__Your objective__
Write out the records below word for word, please.

——————

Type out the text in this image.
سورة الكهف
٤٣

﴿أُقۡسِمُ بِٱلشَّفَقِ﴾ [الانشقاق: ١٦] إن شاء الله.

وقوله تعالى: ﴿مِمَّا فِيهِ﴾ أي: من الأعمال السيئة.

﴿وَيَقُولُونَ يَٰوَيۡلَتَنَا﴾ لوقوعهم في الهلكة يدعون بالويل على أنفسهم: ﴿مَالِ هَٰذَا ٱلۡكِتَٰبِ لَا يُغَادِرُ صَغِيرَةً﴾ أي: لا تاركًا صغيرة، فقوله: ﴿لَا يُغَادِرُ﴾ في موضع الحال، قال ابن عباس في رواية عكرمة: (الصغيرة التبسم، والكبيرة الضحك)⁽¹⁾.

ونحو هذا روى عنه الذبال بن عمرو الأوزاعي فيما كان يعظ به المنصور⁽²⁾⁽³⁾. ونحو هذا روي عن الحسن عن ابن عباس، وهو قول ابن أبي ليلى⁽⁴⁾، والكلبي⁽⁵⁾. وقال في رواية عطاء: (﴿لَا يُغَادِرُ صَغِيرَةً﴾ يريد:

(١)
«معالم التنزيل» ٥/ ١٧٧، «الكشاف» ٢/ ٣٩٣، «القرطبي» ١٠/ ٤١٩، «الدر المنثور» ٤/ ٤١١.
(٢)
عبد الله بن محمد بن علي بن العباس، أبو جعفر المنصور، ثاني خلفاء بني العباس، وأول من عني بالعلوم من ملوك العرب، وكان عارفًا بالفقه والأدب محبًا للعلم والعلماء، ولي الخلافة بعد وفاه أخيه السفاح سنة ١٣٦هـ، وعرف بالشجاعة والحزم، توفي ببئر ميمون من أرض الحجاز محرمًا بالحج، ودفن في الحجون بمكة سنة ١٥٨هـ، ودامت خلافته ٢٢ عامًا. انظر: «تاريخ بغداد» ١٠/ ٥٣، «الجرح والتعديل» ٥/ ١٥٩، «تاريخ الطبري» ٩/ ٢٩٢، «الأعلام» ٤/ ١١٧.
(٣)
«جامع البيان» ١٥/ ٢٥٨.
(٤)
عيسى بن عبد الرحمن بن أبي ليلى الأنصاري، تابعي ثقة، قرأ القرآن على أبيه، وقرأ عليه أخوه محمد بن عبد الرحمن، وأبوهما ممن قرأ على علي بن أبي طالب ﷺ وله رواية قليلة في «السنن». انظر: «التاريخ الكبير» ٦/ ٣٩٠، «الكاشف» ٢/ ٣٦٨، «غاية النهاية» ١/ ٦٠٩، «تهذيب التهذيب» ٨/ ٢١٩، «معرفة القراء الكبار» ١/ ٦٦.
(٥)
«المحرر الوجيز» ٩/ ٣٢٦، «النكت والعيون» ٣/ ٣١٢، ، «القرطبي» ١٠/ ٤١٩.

——————

__Response to this exercise__
Type out the text in this image.
سورة الكهف
٤٣

﴿أُقۡسِمُ بِٱلشَّفَقِ﴾ [الانشقاق: ١٦] إن شاء الله.

وقوله تعالى: ﴿مِمَّا فِيهِ﴾ أي: من الأعمال السيئة.

﴿وَيَقُولُونَ يَٰوَيۡلَتَنَا﴾ لوقوعهم في الهلكة يدعون بالويل على أنفسهم: ﴿مَالِ هَٰذَا ٱلۡكِتَٰبِ لَا يُغَادِرُ صَغِيرَةً﴾ أي: لا تاركًا صغيرة، فقوله: ﴿لَا يُغَادِرُ﴾ في موضع الحال، قال ابن عباس في رواية عكرمة: (الصغيرة التبسم، والكبيرة الضحك)⁽¹⁾.

ونحو هذا روى عنه الذبال بن عمرو الأوزاعي فيما كان يعظ به المنصور⁽²⁾⁽³⁾. ونحو هذا روي عن الحسن عن ابن عباس، وهو قول ابن أبي ليلى⁽⁴⁾، والكلبي⁽⁵⁾. وقال في رواية عطاء: (﴿لَا يُغَادِرُ صَغِيرَةً﴾ يريد:

(١)
«معالم التنزيل» ٥/ ١٧٧، «الكشاف» ٢/ ٣٩٣، «القرطبي» ١٠/ ٤١٩، «الدر المنثور» ٤/ ٤١١.
(٢)
عبد الله بن محمد بن علي بن العباس، أبو جعفر المنصور، ثاني خلفاء بني العباس، وأول من عني بالعلوم من ملوك العرب، وكان عارفًا بالفقه والأدب محبًا للعلم والعلماء، ولي الخلافة بعد وفاه أخيه السفاح سنة ١٣٦هـ، وعرف بالشجاعة والحزم، توفي ببئر ميمون من أرض الحجاز محرمًا بالحج، ودفن في الحجون بمكة سنة ١٥٨هـ، ودامت خلافته ٢٢ عامًا. انظر: «تاريخ بغداد» ١٠/ ٥٣، «الجرح والتعديل» ٥/ ١٥٩، «تاريخ الطبري» ٩/ ٢٩٢، «الأعلام» ٤/ ١١٧.
(٣)
«جامع البيان» ١٥/ ٢٥٨.
(٤)
عيسى بن عبد الرحمن بن أبي ليلى الأنصاري، تابعي ثقة، قرأ القرآن على أبيه، وقرأ عليه أخوه محمد بن عبد الرحمن، وأبوهما ممن قرأ على علي بن أبي طالب ﷺ وله رواية قليلة في «السنن». انظر: «التاريخ الكبير» ٦/ ٣٩٠، «الكاشف» ٢/ ٣٦٨، «غاية النهاية» ١/ ٦٠٩، «تهذيب التهذيب» ٨/ ٢١٩، «معرفة القراء الكبار» ١/ ٦٦.
(٥)
«المحرر الوجيز» ٩/ ٣٢٦، «النكت والعيون» ٣/ ٣١٢، ، «القرطبي» ١٠/ ٤١٩.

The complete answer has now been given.